- WHAT IS BEING ASKED -
Lines that contain the string "caption" are to be copied; leave out all others.

<<<<

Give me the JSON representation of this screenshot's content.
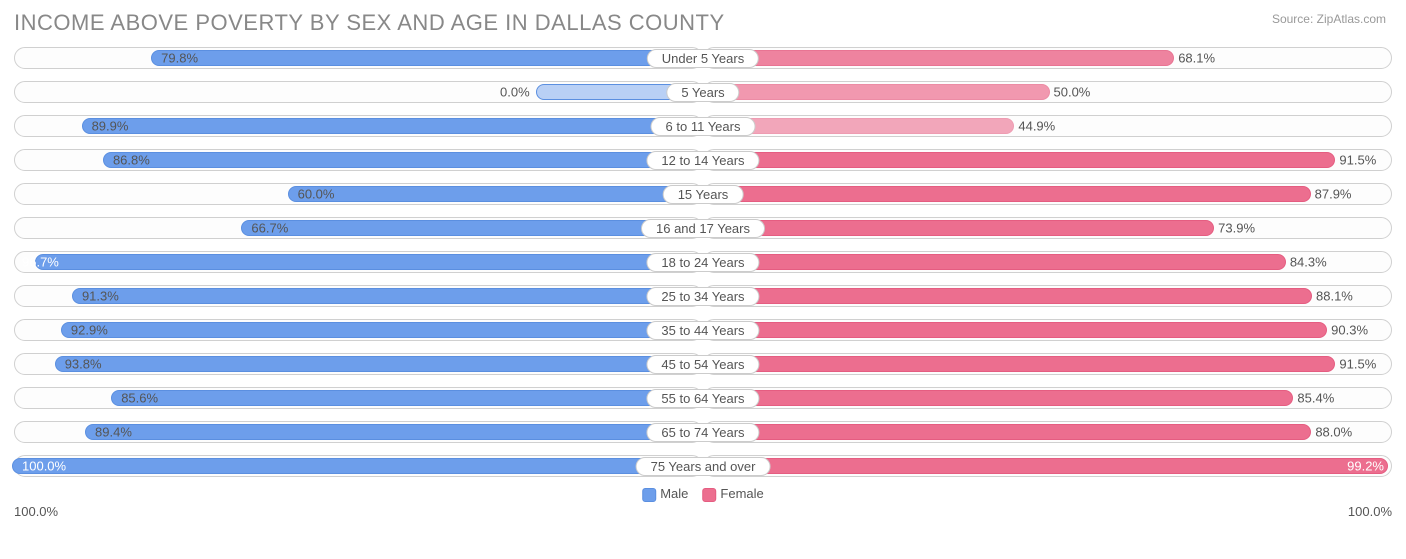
{
  "chart": {
    "type": "diverging-bar",
    "title": "INCOME ABOVE POVERTY BY SEX AND AGE IN DALLAS COUNTY",
    "source": "Source: ZipAtlas.com",
    "axis_max_label": "100.0%",
    "axis_max": 100.0,
    "legend": {
      "male": "Male",
      "female": "Female"
    },
    "colors": {
      "male_fill": "#6d9eeb",
      "male_border": "#5b8fe0",
      "female_fill": "#ec6e8f",
      "female_border": "#e55d81",
      "track_border": "#d0d0d0",
      "text": "#555555",
      "title": "#888888",
      "background": "#ffffff"
    },
    "label_fontsize": 13,
    "title_fontsize": 22,
    "rows": [
      {
        "cat": "Under 5 Years",
        "male": 79.8,
        "female": 68.1,
        "female_opacity": 0.85
      },
      {
        "cat": "5 Years",
        "male": 0.0,
        "female": 50.0,
        "male_placeholder": true,
        "female_opacity": 0.7
      },
      {
        "cat": "6 to 11 Years",
        "male": 89.9,
        "female": 44.9,
        "female_opacity": 0.6
      },
      {
        "cat": "12 to 14 Years",
        "male": 86.8,
        "female": 91.5
      },
      {
        "cat": "15 Years",
        "male": 60.0,
        "female": 87.9
      },
      {
        "cat": "16 and 17 Years",
        "male": 66.7,
        "female": 73.9
      },
      {
        "cat": "18 to 24 Years",
        "male": 96.7,
        "female": 84.3
      },
      {
        "cat": "25 to 34 Years",
        "male": 91.3,
        "female": 88.1
      },
      {
        "cat": "35 to 44 Years",
        "male": 92.9,
        "female": 90.3
      },
      {
        "cat": "45 to 54 Years",
        "male": 93.8,
        "female": 91.5
      },
      {
        "cat": "55 to 64 Years",
        "male": 85.6,
        "female": 85.4
      },
      {
        "cat": "65 to 74 Years",
        "male": 89.4,
        "female": 88.0
      },
      {
        "cat": "75 Years and over",
        "male": 100.0,
        "female": 99.2
      }
    ]
  }
}
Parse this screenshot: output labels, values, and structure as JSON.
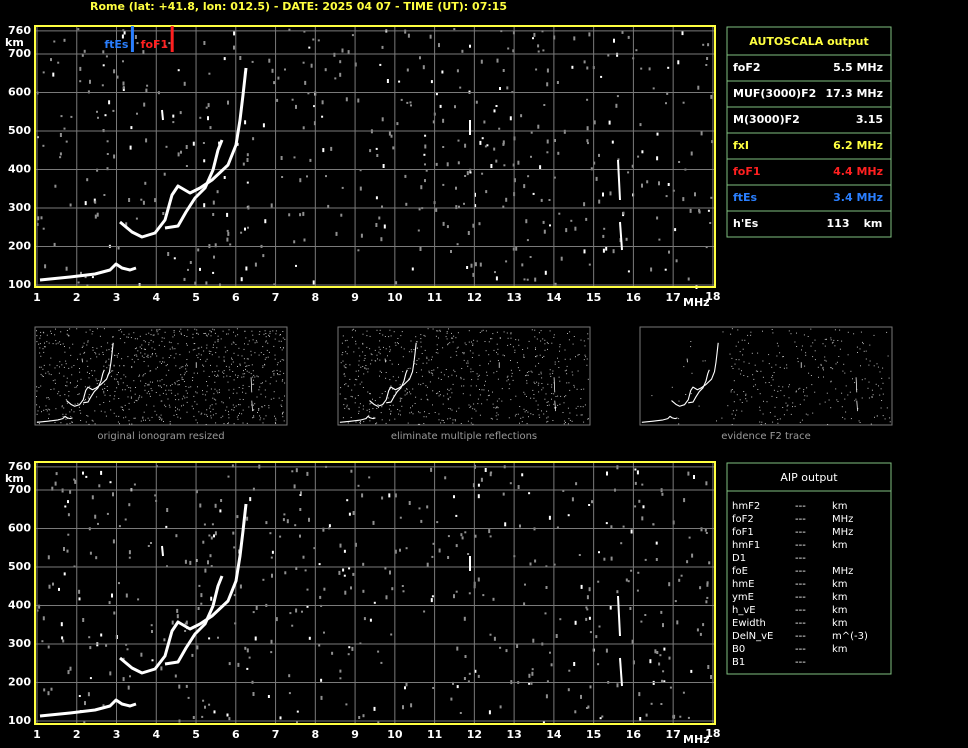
{
  "header": "Rome (lat: +41.8, lon: 012.5) - DATE: 2025 04 07 - TIME (UT): 07:15",
  "ionograms": [
    {
      "xticks": [
        1,
        2,
        3,
        4,
        5,
        6,
        7,
        8,
        9,
        10,
        11,
        12,
        13,
        14,
        15,
        16,
        17,
        18
      ],
      "yticks": [
        100,
        200,
        300,
        400,
        500,
        600,
        700,
        760
      ],
      "x_unit": "MHz",
      "y_unit": "km",
      "markers": [
        {
          "label": "ftEs",
          "value": 3.4,
          "color": "#2a7fff"
        },
        {
          "label": "foF1",
          "value": 4.4,
          "color": "#ff2020"
        }
      ]
    },
    {
      "xticks": [
        1,
        2,
        3,
        4,
        5,
        6,
        7,
        8,
        9,
        10,
        11,
        12,
        13,
        14,
        15,
        16,
        17,
        18
      ],
      "yticks": [
        100,
        200,
        300,
        400,
        500,
        600,
        700,
        760
      ],
      "x_unit": "MHz",
      "y_unit": "km"
    }
  ],
  "autoscala": {
    "title": "AUTOSCALA output",
    "rows": [
      {
        "name": "foF2",
        "value": "5.5 MHz",
        "color": "#ffffff"
      },
      {
        "name": "MUF(3000)F2",
        "value": "17.3 MHz",
        "color": "#ffffff"
      },
      {
        "name": "M(3000)F2",
        "value": "3.15",
        "color": "#ffffff"
      },
      {
        "name": "fxI",
        "value": "6.2 MHz",
        "color": "#ffff40"
      },
      {
        "name": "foF1",
        "value": "4.4 MHz",
        "color": "#ff2020"
      },
      {
        "name": "ftEs",
        "value": "3.4 MHz",
        "color": "#2a7fff"
      },
      {
        "name": "h'Es",
        "value": "113",
        "unit": "km",
        "color": "#ffffff"
      }
    ]
  },
  "thumbnails": [
    {
      "caption": "original ionogram resized"
    },
    {
      "caption": "eliminate multiple reflections"
    },
    {
      "caption": "evidence F2 trace"
    }
  ],
  "aip": {
    "title": "AIP output",
    "rows": [
      [
        "hmF2",
        "---",
        "km"
      ],
      [
        "foF2",
        "---",
        "MHz"
      ],
      [
        "foF1",
        "---",
        "MHz"
      ],
      [
        "hmF1",
        "---",
        "km"
      ],
      [
        "D1",
        "---"
      ],
      [
        "foE",
        "---",
        "MHz"
      ],
      [
        "hmE",
        "---",
        "km"
      ],
      [
        "ymE",
        "---",
        "km"
      ],
      [
        "h_vE",
        "---",
        "km"
      ],
      [
        "Ewidth",
        "---",
        "km"
      ],
      [
        "DelN_vE",
        "---",
        "m^(-3)"
      ],
      [
        "B0",
        "---",
        "km"
      ],
      [
        "B1",
        "---"
      ]
    ]
  }
}
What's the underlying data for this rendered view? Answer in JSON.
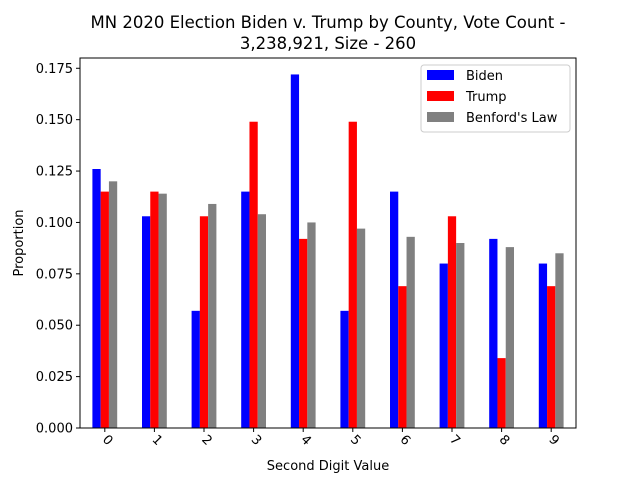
{
  "chart_data": {
    "type": "bar",
    "title_lines": [
      "MN 2020 Election Biden v. Trump by County, Vote Count -",
      "3,238,921, Size - 260"
    ],
    "xlabel": "Second Digit Value",
    "ylabel": "Proportion",
    "categories": [
      "0",
      "1",
      "2",
      "3",
      "4",
      "5",
      "6",
      "7",
      "8",
      "9"
    ],
    "ylim": [
      0,
      0.18
    ],
    "yticks": [
      "0.000",
      "0.025",
      "0.050",
      "0.075",
      "0.100",
      "0.125",
      "0.150",
      "0.175"
    ],
    "ytick_values": [
      0,
      0.025,
      0.05,
      0.075,
      0.1,
      0.125,
      0.15,
      0.175
    ],
    "grid": false,
    "legend_position": "top-right",
    "series": [
      {
        "name": "Biden",
        "color": "#0000ff",
        "values": [
          0.126,
          0.103,
          0.057,
          0.115,
          0.172,
          0.057,
          0.115,
          0.08,
          0.092,
          0.08
        ]
      },
      {
        "name": "Trump",
        "color": "#ff0000",
        "values": [
          0.115,
          0.115,
          0.103,
          0.149,
          0.092,
          0.149,
          0.069,
          0.103,
          0.034,
          0.069
        ]
      },
      {
        "name": "Benford's Law",
        "color": "#808080",
        "values": [
          0.12,
          0.114,
          0.109,
          0.104,
          0.1,
          0.097,
          0.093,
          0.09,
          0.088,
          0.085
        ]
      }
    ]
  }
}
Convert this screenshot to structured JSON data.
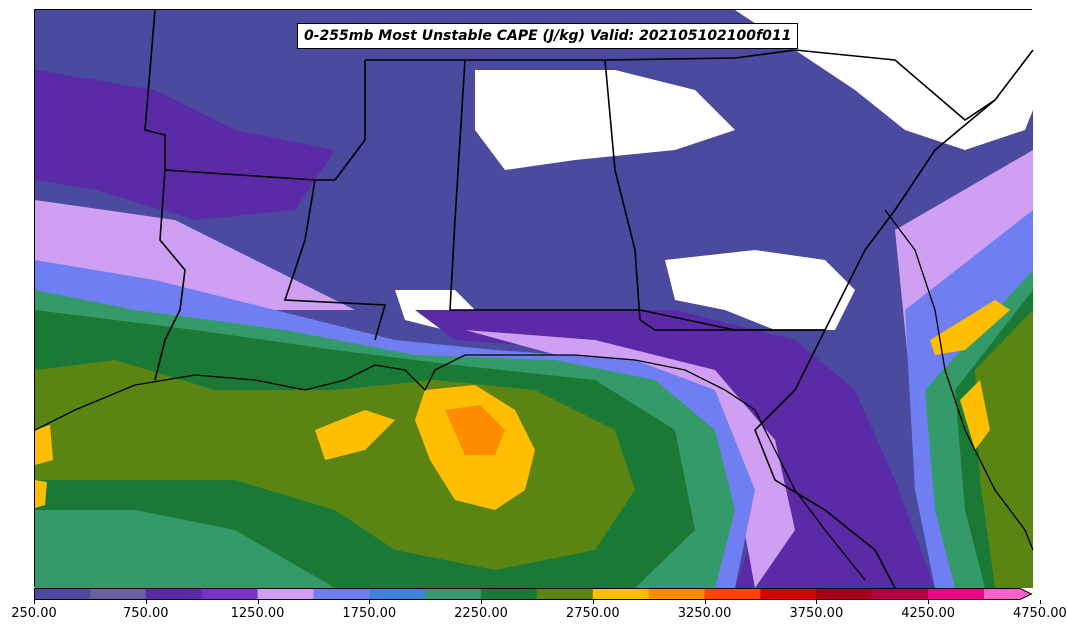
{
  "title": "0-255mb Most Unstable CAPE (J/kg) Valid: 202105102100f011",
  "colorbar": {
    "colors": [
      "#4a4a9f",
      "#6a5fa0",
      "#5b2aa6",
      "#7a33c9",
      "#cf9ff4",
      "#6f7ff2",
      "#3f7fd8",
      "#359a6a",
      "#1a7a35",
      "#5b8512",
      "#ffbf00",
      "#ff8c00",
      "#ff4500",
      "#d70000",
      "#a3001e",
      "#b30042",
      "#e60b84",
      "#ff63c8"
    ],
    "ticks": [
      "250.00",
      "750.00",
      "1250.00",
      "1750.00",
      "2250.00",
      "2750.00",
      "3250.00",
      "3750.00",
      "4250.00",
      "4750.00"
    ]
  },
  "palette": {
    "no_data": "#ffffff",
    "borders": "#000000"
  }
}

>>>>

- OUTPUT BELOW -
      "caption": "original ionogram resized"
      "caption": "eliminate multiple reflections"
      "caption": "evidence F2 trace"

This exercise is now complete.